* start Task data *

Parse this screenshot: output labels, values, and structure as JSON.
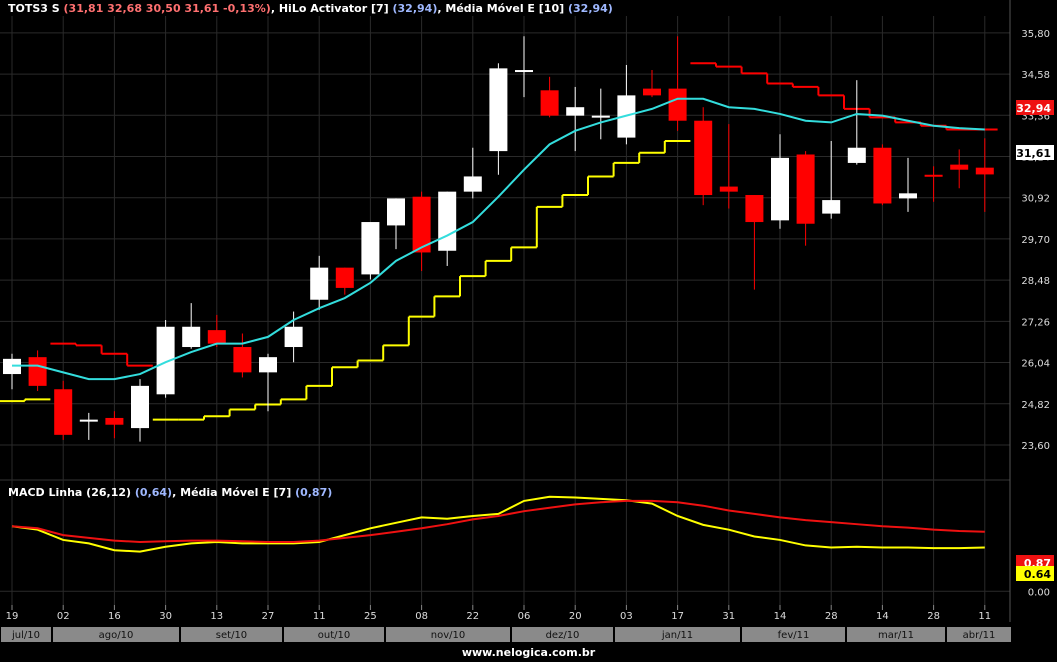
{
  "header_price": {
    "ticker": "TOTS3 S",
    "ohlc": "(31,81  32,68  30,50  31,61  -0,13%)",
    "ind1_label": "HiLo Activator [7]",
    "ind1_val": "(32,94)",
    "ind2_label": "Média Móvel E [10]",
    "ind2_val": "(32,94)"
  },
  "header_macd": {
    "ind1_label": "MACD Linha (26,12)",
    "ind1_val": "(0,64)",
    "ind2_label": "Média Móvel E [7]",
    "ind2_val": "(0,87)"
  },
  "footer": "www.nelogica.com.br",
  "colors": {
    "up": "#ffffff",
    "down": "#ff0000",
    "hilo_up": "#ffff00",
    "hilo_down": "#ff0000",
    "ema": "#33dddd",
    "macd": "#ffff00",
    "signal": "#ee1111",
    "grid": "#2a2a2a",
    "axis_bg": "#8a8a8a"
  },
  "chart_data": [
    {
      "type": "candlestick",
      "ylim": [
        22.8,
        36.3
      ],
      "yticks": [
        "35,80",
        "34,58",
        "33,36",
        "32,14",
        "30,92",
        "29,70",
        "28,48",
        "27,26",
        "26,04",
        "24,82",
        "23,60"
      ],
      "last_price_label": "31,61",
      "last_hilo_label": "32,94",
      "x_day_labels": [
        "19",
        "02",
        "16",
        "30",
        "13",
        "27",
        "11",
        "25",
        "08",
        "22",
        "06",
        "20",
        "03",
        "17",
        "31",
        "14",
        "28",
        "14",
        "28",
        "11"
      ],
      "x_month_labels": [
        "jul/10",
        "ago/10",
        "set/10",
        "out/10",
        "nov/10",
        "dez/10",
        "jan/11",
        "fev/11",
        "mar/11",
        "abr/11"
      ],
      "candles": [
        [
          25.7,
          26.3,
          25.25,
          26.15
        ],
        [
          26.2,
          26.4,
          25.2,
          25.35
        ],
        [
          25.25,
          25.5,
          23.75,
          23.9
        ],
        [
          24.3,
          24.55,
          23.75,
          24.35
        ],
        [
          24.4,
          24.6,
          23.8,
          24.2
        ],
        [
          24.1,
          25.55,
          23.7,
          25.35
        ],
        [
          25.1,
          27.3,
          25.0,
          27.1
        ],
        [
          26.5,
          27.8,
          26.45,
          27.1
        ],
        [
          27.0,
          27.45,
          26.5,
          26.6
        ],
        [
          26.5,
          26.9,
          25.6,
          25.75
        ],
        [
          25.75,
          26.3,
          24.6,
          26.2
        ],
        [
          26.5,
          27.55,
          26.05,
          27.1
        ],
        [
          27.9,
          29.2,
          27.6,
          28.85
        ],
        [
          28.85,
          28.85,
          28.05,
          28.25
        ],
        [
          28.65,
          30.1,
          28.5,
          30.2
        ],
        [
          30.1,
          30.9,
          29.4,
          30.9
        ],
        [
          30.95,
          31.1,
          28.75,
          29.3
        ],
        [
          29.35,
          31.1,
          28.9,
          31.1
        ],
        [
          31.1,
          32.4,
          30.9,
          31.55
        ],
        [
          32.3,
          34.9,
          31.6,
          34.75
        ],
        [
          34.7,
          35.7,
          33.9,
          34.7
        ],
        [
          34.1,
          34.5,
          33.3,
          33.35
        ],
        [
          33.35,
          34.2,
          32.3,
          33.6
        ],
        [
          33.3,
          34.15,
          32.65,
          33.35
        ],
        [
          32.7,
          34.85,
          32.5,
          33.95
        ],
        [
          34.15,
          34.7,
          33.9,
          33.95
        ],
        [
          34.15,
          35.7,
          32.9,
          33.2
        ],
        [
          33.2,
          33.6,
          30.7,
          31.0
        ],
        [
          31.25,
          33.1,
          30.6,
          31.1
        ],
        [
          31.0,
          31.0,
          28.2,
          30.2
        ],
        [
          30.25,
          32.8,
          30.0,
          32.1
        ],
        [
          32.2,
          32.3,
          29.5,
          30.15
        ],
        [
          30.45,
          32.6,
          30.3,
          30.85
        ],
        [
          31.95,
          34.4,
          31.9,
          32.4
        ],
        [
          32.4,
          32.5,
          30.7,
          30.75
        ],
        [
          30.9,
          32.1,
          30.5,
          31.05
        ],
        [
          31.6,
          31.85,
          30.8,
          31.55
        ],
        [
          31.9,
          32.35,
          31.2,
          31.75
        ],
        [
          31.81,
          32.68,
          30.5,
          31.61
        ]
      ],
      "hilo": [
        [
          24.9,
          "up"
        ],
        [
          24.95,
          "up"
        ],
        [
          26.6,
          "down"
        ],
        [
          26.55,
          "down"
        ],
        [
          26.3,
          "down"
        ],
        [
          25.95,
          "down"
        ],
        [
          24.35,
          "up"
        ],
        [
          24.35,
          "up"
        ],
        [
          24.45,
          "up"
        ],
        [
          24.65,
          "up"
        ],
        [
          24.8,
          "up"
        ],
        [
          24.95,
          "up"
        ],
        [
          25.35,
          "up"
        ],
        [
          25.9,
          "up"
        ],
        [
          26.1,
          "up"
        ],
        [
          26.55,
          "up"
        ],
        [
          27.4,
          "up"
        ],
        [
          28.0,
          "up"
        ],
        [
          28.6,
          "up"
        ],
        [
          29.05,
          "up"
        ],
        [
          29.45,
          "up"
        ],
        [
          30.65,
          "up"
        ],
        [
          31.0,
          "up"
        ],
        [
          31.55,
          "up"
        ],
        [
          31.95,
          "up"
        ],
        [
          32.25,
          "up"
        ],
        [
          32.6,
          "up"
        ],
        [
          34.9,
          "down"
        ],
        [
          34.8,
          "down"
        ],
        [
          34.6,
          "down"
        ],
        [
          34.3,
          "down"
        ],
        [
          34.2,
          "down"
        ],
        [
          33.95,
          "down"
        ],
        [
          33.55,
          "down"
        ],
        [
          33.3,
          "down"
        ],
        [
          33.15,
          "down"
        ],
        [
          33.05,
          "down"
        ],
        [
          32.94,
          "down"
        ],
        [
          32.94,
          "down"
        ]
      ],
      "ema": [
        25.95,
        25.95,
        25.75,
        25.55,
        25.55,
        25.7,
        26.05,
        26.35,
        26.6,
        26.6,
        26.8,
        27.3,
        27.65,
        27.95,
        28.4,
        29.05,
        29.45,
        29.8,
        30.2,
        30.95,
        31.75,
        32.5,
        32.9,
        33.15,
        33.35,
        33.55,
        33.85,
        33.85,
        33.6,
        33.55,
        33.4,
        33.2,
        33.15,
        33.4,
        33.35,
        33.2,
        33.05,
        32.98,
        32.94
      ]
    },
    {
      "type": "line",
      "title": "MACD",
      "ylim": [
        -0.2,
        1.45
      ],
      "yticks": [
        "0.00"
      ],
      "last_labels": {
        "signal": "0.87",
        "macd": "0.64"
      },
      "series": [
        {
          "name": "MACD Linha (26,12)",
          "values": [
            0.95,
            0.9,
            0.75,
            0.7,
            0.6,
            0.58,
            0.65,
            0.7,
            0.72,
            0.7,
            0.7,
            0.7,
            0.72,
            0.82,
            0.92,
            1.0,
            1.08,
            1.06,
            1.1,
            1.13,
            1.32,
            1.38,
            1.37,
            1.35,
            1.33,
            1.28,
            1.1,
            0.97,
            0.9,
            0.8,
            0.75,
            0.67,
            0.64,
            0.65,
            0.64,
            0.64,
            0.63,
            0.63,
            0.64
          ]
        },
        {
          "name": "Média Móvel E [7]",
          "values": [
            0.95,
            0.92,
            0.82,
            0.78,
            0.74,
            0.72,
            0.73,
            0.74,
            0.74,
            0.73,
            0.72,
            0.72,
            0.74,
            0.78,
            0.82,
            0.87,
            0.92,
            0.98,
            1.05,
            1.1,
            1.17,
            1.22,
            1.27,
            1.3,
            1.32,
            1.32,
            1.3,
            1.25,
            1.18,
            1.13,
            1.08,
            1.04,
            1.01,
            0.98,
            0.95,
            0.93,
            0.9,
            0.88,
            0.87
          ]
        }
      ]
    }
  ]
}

* end Task data *

--- Task details ---
Copy all lines from the material that contain "Móvel".

--- Solution for this problem ---
    "ind2_label": "Média Móvel E [10]",
    "ind2_label": "Média Móvel E [7]",
          "name": "Média Móvel E [7]",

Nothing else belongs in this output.